— Description of the task —
Leave out the pictures, then reproduce the rest of the material exactly.

- - - -

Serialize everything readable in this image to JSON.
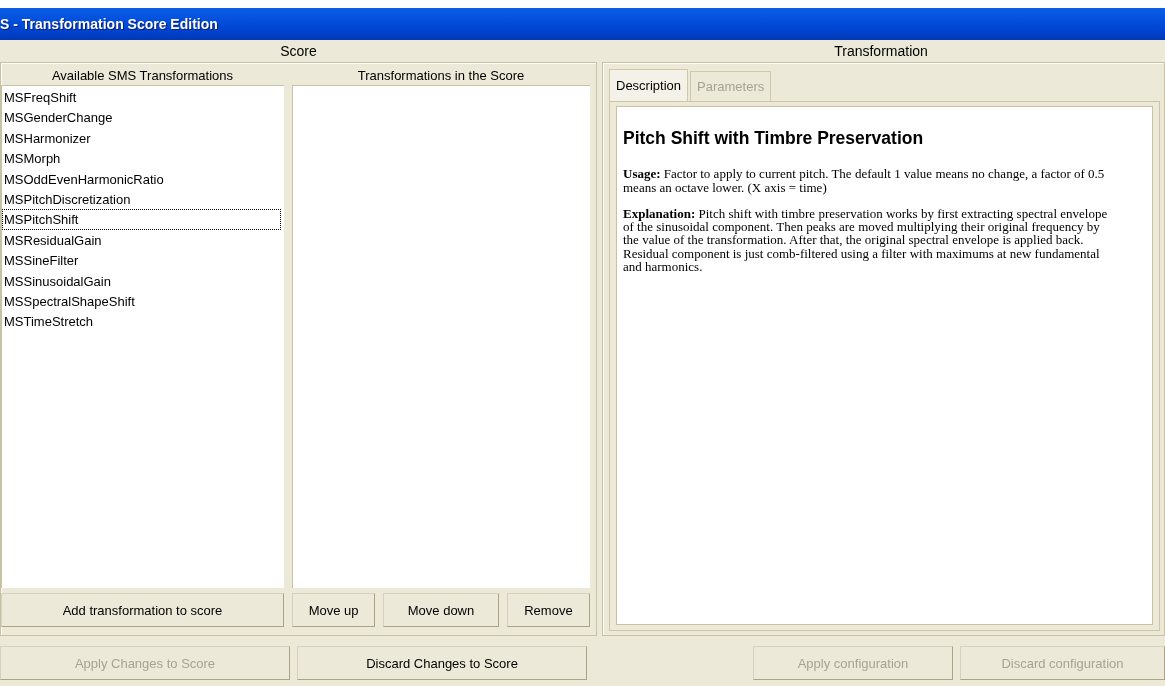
{
  "window": {
    "title": "S - Transformation Score Edition"
  },
  "score": {
    "heading": "Score",
    "available": {
      "heading": "Available SMS Transformations",
      "items": [
        {
          "label": "MSFreqShift",
          "selected": false
        },
        {
          "label": "MSGenderChange",
          "selected": false
        },
        {
          "label": "MSHarmonizer",
          "selected": false
        },
        {
          "label": "MSMorph",
          "selected": false
        },
        {
          "label": "MSOddEvenHarmonicRatio",
          "selected": false
        },
        {
          "label": "MSPitchDiscretization",
          "selected": false
        },
        {
          "label": "MSPitchShift",
          "selected": true
        },
        {
          "label": "MSResidualGain",
          "selected": false
        },
        {
          "label": "MSSineFilter",
          "selected": false
        },
        {
          "label": "MSSinusoidalGain",
          "selected": false
        },
        {
          "label": "MSSpectralShapeShift",
          "selected": false
        },
        {
          "label": "MSTimeStretch",
          "selected": false
        }
      ],
      "button": {
        "label": "Add transformation to score",
        "disabled": false
      }
    },
    "in_score": {
      "heading": "Transformations in the Score",
      "buttons": [
        {
          "label": "Move up",
          "disabled": false
        },
        {
          "label": "Move down",
          "disabled": false
        },
        {
          "label": "Remove",
          "disabled": false
        }
      ]
    },
    "buttons": [
      {
        "label": "Apply Changes to Score",
        "disabled": true
      },
      {
        "label": "Discard Changes to Score",
        "disabled": false
      }
    ]
  },
  "transformation": {
    "heading": "Transformation",
    "tabs": [
      {
        "label": "Description",
        "selected": true,
        "disabled": false
      },
      {
        "label": "Parameters",
        "selected": false,
        "disabled": true
      }
    ],
    "description": {
      "title": "Pitch Shift with Timbre Preservation",
      "paragraphs": [
        "**Usage:** Factor to apply to current pitch. The default 1 value means no change, a factor of 0.5 means an octave lower. (X axis = time)",
        "**Explanation:** Pitch shift with timbre preservation works by first extracting spectral envelope of the sinusoidal component. Then peaks are moved multiplying their original frequency by the value of the transformation. After that, the original spectral envelope is applied back. Residual component is just comb-filtered using a filter with maximums at new fundamental and harmonics."
      ]
    },
    "buttons": [
      {
        "label": "Apply configuration",
        "disabled": true
      },
      {
        "label": "Discard configuration",
        "disabled": true
      }
    ]
  }
}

- - - -

— Complete output —
Serialize everything readable in this image to JSON.
{
  "window": {
    "title": "S - Transformation Score Edition"
  },
  "score": {
    "heading": "Score",
    "available": {
      "heading": "Available SMS Transformations",
      "items": [
        {
          "label": "MSFreqShift",
          "selected": false
        },
        {
          "label": "MSGenderChange",
          "selected": false
        },
        {
          "label": "MSHarmonizer",
          "selected": false
        },
        {
          "label": "MSMorph",
          "selected": false
        },
        {
          "label": "MSOddEvenHarmonicRatio",
          "selected": false
        },
        {
          "label": "MSPitchDiscretization",
          "selected": false
        },
        {
          "label": "MSPitchShift",
          "selected": true
        },
        {
          "label": "MSResidualGain",
          "selected": false
        },
        {
          "label": "MSSineFilter",
          "selected": false
        },
        {
          "label": "MSSinusoidalGain",
          "selected": false
        },
        {
          "label": "MSSpectralShapeShift",
          "selected": false
        },
        {
          "label": "MSTimeStretch",
          "selected": false
        }
      ],
      "button": {
        "label": "Add transformation to score",
        "disabled": false
      }
    },
    "in_score": {
      "heading": "Transformations in the Score",
      "buttons": [
        {
          "label": "Move up",
          "disabled": false
        },
        {
          "label": "Move down",
          "disabled": false
        },
        {
          "label": "Remove",
          "disabled": false
        }
      ]
    },
    "buttons": [
      {
        "label": "Apply Changes to Score",
        "disabled": true
      },
      {
        "label": "Discard Changes to Score",
        "disabled": false
      }
    ]
  },
  "transformation": {
    "heading": "Transformation",
    "tabs": [
      {
        "label": "Description",
        "selected": true,
        "disabled": false
      },
      {
        "label": "Parameters",
        "selected": false,
        "disabled": true
      }
    ],
    "description": {
      "title": "Pitch Shift with Timbre Preservation",
      "paragraphs": [
        "**Usage:** Factor to apply to current pitch. The default 1 value means no change, a factor of 0.5 means an octave lower. (X axis = time)",
        "**Explanation:** Pitch shift with timbre preservation works by first extracting spectral envelope of the sinusoidal component. Then peaks are moved multiplying their original frequency by the value of the transformation. After that, the original spectral envelope is applied back. Residual component is just comb-filtered using a filter with maximums at new fundamental and harmonics."
      ]
    },
    "buttons": [
      {
        "label": "Apply configuration",
        "disabled": true
      },
      {
        "label": "Discard configuration",
        "disabled": true
      }
    ]
  }
}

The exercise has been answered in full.